### [DOCUMENT]
## Start
Fourth. The cases were heard by the District Court on
the record made before the Commission. The appellees challenge the
orders as without support in the evidence. Examination of the
record discloses that there is substantial evidence to sustain the
Commission's findings.
It is conceded that the line-haul rate covers delivery. Such
rates are usually made to or from an area, sometimes designated a
"switching district" or "switching limits." Within that area, the
carrier holds itself out as agreeing to deliver freight in its
freight depot or at team tracks or on sidings or spur-tracks owned
by an industry. The practice has come to be uniform that, in
delivering a car on a team track, the carrier will spot the car at
a point where merchandise of the class contained in the car is
usually and most conveniently unloaded; thus, there are particular
team tracks or points where fruit and vegetables, furniture, etc.,
etc., are constantly loaded and unloaded, and cars are spotted
accordingly. In the analogous situation where an industry's
warehouses or other facilities are located at given points on a
spur or side-track, the carrier holds itself out to spot the car at
the point where it is needed for loading or unloading, as a
warehouse door, a scrap pile, etc.
## End
### [EXERCISE TASKS]
A. Give back the passage on railroad car delivery word for word, from start to end.
B. In the records, change "y-tick-label" to "vertical-axis-label" everywhere in the part that opens with the first line and closes with the line containing "- main-panel: Monitoring", keeping everything else the same. Output only that part.

Spatial annotation entries:
## Start
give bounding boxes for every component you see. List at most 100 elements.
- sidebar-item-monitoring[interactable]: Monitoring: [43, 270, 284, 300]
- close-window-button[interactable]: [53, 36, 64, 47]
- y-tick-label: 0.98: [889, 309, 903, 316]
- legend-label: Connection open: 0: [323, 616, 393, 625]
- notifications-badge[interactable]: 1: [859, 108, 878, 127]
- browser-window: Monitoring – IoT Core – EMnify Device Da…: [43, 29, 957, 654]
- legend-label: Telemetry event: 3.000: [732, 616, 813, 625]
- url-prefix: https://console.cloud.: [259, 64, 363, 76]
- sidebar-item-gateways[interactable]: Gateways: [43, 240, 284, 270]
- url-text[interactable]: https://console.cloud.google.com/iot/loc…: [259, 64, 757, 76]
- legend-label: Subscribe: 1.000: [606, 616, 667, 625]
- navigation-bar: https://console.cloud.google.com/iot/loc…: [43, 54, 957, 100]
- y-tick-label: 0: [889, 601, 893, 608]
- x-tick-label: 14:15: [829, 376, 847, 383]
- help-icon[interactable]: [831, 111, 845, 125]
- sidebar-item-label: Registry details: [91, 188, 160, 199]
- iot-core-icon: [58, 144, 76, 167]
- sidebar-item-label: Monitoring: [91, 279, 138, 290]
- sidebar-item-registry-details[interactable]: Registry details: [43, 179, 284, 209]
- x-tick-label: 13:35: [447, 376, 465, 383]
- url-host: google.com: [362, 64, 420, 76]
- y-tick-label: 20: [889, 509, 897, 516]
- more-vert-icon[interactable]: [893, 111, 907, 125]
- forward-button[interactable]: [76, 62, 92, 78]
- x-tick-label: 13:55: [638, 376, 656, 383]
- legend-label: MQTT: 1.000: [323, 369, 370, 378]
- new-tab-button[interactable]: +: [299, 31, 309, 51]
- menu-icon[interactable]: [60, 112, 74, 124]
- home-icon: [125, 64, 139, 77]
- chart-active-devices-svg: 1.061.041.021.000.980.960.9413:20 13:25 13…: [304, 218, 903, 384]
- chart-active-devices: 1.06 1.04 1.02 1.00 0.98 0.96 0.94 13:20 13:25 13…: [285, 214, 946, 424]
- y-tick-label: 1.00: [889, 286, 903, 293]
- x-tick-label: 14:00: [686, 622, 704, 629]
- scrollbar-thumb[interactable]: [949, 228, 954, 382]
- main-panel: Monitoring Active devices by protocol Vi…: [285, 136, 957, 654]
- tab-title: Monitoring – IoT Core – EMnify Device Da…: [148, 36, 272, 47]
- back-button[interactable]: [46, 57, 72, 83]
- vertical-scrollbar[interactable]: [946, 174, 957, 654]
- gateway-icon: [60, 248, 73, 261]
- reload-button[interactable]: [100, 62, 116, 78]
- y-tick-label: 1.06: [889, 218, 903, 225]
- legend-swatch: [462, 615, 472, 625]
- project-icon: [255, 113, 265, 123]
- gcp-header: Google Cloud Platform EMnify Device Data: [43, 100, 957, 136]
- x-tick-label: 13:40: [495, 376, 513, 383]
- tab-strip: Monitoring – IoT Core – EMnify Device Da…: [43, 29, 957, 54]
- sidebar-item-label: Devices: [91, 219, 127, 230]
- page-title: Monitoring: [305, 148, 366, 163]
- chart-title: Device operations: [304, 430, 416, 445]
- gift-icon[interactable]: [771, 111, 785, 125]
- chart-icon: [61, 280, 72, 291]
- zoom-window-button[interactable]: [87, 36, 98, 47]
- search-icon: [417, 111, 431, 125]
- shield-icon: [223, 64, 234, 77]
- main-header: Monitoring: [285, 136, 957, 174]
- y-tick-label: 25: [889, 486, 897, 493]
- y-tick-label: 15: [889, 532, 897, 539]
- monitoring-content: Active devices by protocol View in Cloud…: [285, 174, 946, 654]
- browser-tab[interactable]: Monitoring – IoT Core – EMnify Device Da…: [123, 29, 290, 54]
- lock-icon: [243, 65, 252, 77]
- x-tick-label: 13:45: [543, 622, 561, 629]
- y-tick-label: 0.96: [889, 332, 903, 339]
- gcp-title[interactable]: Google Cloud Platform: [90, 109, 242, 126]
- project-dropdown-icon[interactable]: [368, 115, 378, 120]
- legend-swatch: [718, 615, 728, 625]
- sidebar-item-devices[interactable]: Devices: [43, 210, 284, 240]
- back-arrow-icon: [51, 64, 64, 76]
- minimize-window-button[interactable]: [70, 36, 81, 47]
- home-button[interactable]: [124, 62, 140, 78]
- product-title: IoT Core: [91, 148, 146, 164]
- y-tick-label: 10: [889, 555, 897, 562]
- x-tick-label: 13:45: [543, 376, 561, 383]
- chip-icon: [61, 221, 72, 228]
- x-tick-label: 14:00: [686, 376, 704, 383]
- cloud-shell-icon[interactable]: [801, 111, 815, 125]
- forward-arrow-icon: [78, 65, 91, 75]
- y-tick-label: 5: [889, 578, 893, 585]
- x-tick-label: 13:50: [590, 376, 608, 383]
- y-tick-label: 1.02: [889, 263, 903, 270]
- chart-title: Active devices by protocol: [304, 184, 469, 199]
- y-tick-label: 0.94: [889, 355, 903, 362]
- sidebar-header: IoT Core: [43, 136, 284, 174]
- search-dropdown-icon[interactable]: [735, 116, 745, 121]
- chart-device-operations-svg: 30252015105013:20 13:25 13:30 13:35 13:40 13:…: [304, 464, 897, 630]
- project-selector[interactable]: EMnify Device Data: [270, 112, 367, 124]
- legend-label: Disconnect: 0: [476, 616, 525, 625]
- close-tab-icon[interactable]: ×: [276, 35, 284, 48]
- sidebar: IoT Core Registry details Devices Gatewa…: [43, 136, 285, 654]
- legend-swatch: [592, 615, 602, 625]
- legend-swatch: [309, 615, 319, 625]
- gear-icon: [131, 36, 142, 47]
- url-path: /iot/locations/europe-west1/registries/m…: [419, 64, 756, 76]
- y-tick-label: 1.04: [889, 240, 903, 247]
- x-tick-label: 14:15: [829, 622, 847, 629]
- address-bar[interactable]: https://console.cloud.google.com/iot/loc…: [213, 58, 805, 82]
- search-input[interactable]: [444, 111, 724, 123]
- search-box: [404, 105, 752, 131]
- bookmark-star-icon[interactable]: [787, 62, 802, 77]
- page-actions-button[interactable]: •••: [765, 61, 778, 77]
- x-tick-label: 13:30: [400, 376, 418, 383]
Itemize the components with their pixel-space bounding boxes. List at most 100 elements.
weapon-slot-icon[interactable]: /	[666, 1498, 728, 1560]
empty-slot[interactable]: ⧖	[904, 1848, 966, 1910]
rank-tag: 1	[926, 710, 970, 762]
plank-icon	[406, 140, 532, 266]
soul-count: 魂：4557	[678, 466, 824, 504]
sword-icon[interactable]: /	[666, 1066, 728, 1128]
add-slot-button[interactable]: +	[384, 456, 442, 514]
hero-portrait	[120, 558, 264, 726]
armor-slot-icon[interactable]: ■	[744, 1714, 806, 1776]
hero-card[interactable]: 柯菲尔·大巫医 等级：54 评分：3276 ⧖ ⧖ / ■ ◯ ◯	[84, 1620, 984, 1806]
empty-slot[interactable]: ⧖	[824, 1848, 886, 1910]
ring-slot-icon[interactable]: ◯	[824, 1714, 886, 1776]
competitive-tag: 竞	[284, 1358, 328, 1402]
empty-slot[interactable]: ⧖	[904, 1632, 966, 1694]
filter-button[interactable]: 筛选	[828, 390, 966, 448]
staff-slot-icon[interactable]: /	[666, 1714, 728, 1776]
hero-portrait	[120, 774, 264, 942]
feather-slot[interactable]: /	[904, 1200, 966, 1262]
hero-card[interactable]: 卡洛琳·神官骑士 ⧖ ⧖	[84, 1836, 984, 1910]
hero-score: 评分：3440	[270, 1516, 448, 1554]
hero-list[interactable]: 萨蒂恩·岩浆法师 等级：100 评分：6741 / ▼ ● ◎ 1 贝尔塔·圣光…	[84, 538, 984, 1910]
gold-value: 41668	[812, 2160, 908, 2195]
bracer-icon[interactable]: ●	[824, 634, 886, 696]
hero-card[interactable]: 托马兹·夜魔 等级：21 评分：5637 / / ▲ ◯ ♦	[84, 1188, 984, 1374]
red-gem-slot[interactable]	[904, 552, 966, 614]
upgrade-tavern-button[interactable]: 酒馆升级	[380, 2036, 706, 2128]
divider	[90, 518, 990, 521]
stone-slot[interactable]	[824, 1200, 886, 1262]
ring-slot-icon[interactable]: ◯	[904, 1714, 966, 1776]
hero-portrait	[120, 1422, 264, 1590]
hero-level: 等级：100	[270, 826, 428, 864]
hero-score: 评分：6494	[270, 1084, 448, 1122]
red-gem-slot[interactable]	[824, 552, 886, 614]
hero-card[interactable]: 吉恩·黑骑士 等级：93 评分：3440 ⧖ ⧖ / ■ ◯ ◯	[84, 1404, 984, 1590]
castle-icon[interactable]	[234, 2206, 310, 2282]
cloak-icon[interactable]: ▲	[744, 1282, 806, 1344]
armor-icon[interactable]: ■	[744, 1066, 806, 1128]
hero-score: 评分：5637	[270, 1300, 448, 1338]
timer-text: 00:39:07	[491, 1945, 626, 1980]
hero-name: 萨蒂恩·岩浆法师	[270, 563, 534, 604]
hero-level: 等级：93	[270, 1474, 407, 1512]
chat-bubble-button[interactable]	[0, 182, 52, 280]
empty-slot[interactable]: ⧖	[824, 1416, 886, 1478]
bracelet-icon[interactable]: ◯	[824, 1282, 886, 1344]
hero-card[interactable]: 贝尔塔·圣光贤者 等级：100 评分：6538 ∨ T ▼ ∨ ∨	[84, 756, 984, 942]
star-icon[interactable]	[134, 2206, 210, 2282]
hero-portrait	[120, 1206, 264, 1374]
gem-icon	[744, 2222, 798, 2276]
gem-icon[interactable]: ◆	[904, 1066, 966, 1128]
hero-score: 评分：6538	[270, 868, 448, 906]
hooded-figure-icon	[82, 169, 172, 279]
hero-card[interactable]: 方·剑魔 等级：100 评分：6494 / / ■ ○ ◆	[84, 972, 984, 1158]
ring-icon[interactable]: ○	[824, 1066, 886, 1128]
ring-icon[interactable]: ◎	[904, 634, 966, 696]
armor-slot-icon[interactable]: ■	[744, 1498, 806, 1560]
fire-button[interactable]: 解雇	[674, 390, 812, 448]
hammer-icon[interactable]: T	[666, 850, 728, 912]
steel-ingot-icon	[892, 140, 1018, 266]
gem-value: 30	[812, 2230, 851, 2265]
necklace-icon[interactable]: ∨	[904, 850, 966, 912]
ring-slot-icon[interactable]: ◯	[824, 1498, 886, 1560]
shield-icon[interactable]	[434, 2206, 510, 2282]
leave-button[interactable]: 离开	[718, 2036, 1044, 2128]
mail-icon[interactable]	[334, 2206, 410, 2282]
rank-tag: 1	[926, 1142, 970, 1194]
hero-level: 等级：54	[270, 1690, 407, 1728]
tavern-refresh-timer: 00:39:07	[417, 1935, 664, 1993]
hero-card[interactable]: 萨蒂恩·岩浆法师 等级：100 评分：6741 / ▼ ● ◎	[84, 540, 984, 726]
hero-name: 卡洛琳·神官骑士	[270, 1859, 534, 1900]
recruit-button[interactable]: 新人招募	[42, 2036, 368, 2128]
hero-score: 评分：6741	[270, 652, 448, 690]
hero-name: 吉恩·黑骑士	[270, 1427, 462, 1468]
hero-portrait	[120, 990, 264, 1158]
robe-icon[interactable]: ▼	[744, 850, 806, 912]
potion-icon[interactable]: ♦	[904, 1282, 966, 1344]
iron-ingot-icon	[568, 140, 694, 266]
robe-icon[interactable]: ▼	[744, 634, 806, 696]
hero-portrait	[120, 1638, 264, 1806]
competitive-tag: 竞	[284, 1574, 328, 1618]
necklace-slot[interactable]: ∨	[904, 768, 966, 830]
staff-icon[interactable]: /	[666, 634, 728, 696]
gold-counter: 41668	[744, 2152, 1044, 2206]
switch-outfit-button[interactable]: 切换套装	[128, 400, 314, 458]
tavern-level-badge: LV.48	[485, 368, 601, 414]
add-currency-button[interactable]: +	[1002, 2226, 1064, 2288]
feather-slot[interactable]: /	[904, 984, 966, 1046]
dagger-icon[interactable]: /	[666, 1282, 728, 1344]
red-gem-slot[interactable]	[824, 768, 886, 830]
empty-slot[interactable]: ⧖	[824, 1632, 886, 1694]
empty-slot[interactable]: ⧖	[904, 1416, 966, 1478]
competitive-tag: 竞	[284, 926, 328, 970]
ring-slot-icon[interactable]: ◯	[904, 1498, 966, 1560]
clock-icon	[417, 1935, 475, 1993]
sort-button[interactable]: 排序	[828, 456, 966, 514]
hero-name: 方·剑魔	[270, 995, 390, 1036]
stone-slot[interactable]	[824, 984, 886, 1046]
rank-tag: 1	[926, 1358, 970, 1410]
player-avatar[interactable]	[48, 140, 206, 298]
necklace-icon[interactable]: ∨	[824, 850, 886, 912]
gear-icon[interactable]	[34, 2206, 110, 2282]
## End
### [SOLVED TASKS]
A.
Fourth. The cases were heard by the District Court on
the record made before the Commission. The appellees challenge the
orders as without support in the evidence. Examination of the
record discloses that there is substantial evidence to sustain the
Commission's findings.
It is conceded that the line-haul rate covers delivery. Such
rates are usually made to or from an area, sometimes designated a
"switching district" or "switching limits." Within that area, the
carrier holds itself out as agreeing to deliver freight in its
freight depot or at team tracks or on sidings or spur-tracks owned
by an industry. The practice has come to be uniform that, in
delivering a car on a team track, the carrier will spot the car at
a point where merchandise of the class contained in the car is
usually and most conveniently unloaded; thus, there are particular
team tracks or points where fruit and vegetables, furniture, etc.,
etc., are constantly loaded and unloaded, and cars are spotted
accordingly. In the analogous situation where an industry's
warehouses or other facilities are located at given points on a
spur or side-track, the carrier holds itself out to spot the car at
the point where it is needed for loading or unloading, as a
warehouse door, a scrap pile, etc.

B.
give bounding boxes for every component you see. List at most 100 elements.
- sidebar-item-monitoring[interactable]: Monitoring: [43, 270, 284, 300]
- close-window-button[interactable]: [53, 36, 64, 47]
- vertical-axis-label: 0.98: [889, 309, 903, 316]
- legend-label: Connection open: 0: [323, 616, 393, 625]
- notifications-badge[interactable]: 1: [859, 108, 878, 127]
- browser-window: Monitoring – IoT Core – EMnify Device Da…: [43, 29, 957, 654]
- legend-label: Telemetry event: 3.000: [732, 616, 813, 625]
- url-prefix: https://console.cloud.: [259, 64, 363, 76]
- sidebar-item-gateways[interactable]: Gateways: [43, 240, 284, 270]
- url-text[interactable]: https://console.cloud.google.com/iot/loc…: [259, 64, 757, 76]
- legend-label: Subscribe: 1.000: [606, 616, 667, 625]
- navigation-bar: https://console.cloud.google.com/iot/loc…: [43, 54, 957, 100]
- vertical-axis-label: 0: [889, 601, 893, 608]
- x-tick-label: 14:15: [829, 376, 847, 383]
- help-icon[interactable]: [831, 111, 845, 125]
- sidebar-item-label: Registry details: [91, 188, 160, 199]
- iot-core-icon: [58, 144, 76, 167]
- sidebar-item-label: Monitoring: [91, 279, 138, 290]
- sidebar-item-registry-details[interactable]: Registry details: [43, 179, 284, 209]
- x-tick-label: 13:35: [447, 376, 465, 383]
- url-host: google.com: [362, 64, 420, 76]
- vertical-axis-label: 20: [889, 509, 897, 516]
- more-vert-icon[interactable]: [893, 111, 907, 125]
- forward-button[interactable]: [76, 62, 92, 78]
- x-tick-label: 13:55: [638, 376, 656, 383]
- legend-label: MQTT: 1.000: [323, 369, 370, 378]
- new-tab-button[interactable]: +: [299, 31, 309, 51]
- menu-icon[interactable]: [60, 112, 74, 124]
- home-icon: [125, 64, 139, 77]
- chart-active-devices-svg: 1.061.041.021.000.980.960.9413:20 13:25 13…: [304, 218, 903, 384]
- chart-active-devices: 1.06 1.04 1.02 1.00 0.98 0.96 0.94 13:20 13:25 13…: [285, 214, 946, 424]
- vertical-axis-label: 1.00: [889, 286, 903, 293]
- x-tick-label: 14:00: [686, 622, 704, 629]
- scrollbar-thumb[interactable]: [949, 228, 954, 382]
- main-panel: Monitoring Active devices by protocol Vi…: [285, 136, 957, 654]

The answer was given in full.